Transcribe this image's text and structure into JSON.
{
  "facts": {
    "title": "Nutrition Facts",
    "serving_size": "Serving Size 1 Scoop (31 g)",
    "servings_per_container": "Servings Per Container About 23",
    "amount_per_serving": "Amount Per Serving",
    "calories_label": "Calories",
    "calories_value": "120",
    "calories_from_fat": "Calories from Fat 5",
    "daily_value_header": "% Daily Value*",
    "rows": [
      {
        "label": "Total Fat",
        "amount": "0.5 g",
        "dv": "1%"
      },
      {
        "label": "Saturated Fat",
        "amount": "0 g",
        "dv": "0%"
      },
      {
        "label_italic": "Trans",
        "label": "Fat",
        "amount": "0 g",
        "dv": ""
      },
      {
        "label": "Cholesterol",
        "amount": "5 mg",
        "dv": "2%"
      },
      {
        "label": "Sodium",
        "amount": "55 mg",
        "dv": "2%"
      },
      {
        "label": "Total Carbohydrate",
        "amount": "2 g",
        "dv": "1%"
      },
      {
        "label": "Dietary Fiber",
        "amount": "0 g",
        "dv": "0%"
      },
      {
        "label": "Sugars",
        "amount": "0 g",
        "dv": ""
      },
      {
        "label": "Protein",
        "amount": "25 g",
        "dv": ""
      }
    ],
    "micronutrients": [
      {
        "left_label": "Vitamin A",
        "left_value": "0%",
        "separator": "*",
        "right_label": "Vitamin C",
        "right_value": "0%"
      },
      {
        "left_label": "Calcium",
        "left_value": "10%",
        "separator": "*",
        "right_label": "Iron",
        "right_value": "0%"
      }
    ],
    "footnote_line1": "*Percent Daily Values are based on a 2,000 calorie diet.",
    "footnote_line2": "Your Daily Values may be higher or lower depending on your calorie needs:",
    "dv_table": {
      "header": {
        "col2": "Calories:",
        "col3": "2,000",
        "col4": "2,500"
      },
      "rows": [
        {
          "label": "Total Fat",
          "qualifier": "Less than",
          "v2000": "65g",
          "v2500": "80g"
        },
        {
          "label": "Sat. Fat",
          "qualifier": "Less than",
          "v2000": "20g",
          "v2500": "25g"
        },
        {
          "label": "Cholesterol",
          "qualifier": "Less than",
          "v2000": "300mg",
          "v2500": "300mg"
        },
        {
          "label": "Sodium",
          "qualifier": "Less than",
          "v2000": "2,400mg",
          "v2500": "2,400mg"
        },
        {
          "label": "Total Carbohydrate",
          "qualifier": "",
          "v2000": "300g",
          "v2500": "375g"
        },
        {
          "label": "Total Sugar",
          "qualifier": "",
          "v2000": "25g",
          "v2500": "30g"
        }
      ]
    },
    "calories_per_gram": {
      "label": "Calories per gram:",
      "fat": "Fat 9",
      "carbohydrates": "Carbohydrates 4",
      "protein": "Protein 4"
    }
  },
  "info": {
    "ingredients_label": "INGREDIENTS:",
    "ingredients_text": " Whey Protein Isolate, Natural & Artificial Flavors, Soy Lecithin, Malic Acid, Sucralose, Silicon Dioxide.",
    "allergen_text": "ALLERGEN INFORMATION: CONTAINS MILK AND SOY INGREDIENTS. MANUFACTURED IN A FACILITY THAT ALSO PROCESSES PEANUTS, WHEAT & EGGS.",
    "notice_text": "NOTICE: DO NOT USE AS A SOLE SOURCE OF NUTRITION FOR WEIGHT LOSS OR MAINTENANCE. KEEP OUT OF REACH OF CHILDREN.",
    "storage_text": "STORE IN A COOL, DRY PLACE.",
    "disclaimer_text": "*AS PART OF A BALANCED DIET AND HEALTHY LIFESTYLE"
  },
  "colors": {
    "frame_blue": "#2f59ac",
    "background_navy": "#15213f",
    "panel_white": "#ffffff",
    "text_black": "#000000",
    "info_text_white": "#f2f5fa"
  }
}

━━━━━━

> Problem statement
Retype every record above exactly as it stands.

> Answer box
Transcribe this image's text and structure into JSON.
{
  "facts": {
    "title": "Nutrition Facts",
    "serving_size": "Serving Size 1 Scoop (31 g)",
    "servings_per_container": "Servings Per Container About 23",
    "amount_per_serving": "Amount Per Serving",
    "calories_label": "Calories",
    "calories_value": "120",
    "calories_from_fat": "Calories from Fat 5",
    "daily_value_header": "% Daily Value*",
    "rows": [
      {
        "label": "Total Fat",
        "amount": "0.5 g",
        "dv": "1%"
      },
      {
        "label": "Saturated Fat",
        "amount": "0 g",
        "dv": "0%"
      },
      {
        "label_italic": "Trans",
        "label": "Fat",
        "amount": "0 g",
        "dv": ""
      },
      {
        "label": "Cholesterol",
        "amount": "5 mg",
        "dv": "2%"
      },
      {
        "label": "Sodium",
        "amount": "55 mg",
        "dv": "2%"
      },
      {
        "label": "Total Carbohydrate",
        "amount": "2 g",
        "dv": "1%"
      },
      {
        "label": "Dietary Fiber",
        "amount": "0 g",
        "dv": "0%"
      },
      {
        "label": "Sugars",
        "amount": "0 g",
        "dv": ""
      },
      {
        "label": "Protein",
        "amount": "25 g",
        "dv": ""
      }
    ],
    "micronutrients": [
      {
        "left_label": "Vitamin A",
        "left_value": "0%",
        "separator": "*",
        "right_label": "Vitamin C",
        "right_value": "0%"
      },
      {
        "left_label": "Calcium",
        "left_value": "10%",
        "separator": "*",
        "right_label": "Iron",
        "right_value": "0%"
      }
    ],
    "footnote_line1": "*Percent Daily Values are based on a 2,000 calorie diet.",
    "footnote_line2": "Your Daily Values may be higher or lower depending on your calorie needs:",
    "dv_table": {
      "header": {
        "col2": "Calories:",
        "col3": "2,000",
        "col4": "2,500"
      },
      "rows": [
        {
          "label": "Total Fat",
          "qualifier": "Less than",
          "v2000": "65g",
          "v2500": "80g"
        },
        {
          "label": "Sat. Fat",
          "qualifier": "Less than",
          "v2000": "20g",
          "v2500": "25g"
        },
        {
          "label": "Cholesterol",
          "qualifier": "Less than",
          "v2000": "300mg",
          "v2500": "300mg"
        },
        {
          "label": "Sodium",
          "qualifier": "Less than",
          "v2000": "2,400mg",
          "v2500": "2,400mg"
        },
        {
          "label": "Total Carbohydrate",
          "qualifier": "",
          "v2000": "300g",
          "v2500": "375g"
        },
        {
          "label": "Total Sugar",
          "qualifier": "",
          "v2000": "25g",
          "v2500": "30g"
        }
      ]
    },
    "calories_per_gram": {
      "label": "Calories per gram:",
      "fat": "Fat 9",
      "carbohydrates": "Carbohydrates 4",
      "protein": "Protein 4"
    }
  },
  "info": {
    "ingredients_label": "INGREDIENTS:",
    "ingredients_text": " Whey Protein Isolate, Natural & Artificial Flavors, Soy Lecithin, Malic Acid, Sucralose, Silicon Dioxide.",
    "allergen_text": "ALLERGEN INFORMATION: CONTAINS MILK AND SOY INGREDIENTS. MANUFACTURED IN A FACILITY THAT ALSO PROCESSES PEANUTS, WHEAT & EGGS.",
    "notice_text": "NOTICE: DO NOT USE AS A SOLE SOURCE OF NUTRITION FOR WEIGHT LOSS OR MAINTENANCE. KEEP OUT OF REACH OF CHILDREN.",
    "storage_text": "STORE IN A COOL, DRY PLACE.",
    "disclaimer_text": "*AS PART OF A BALANCED DIET AND HEALTHY LIFESTYLE"
  },
  "colors": {
    "frame_blue": "#2f59ac",
    "background_navy": "#15213f",
    "panel_white": "#ffffff",
    "text_black": "#000000",
    "info_text_white": "#f2f5fa"
  }
}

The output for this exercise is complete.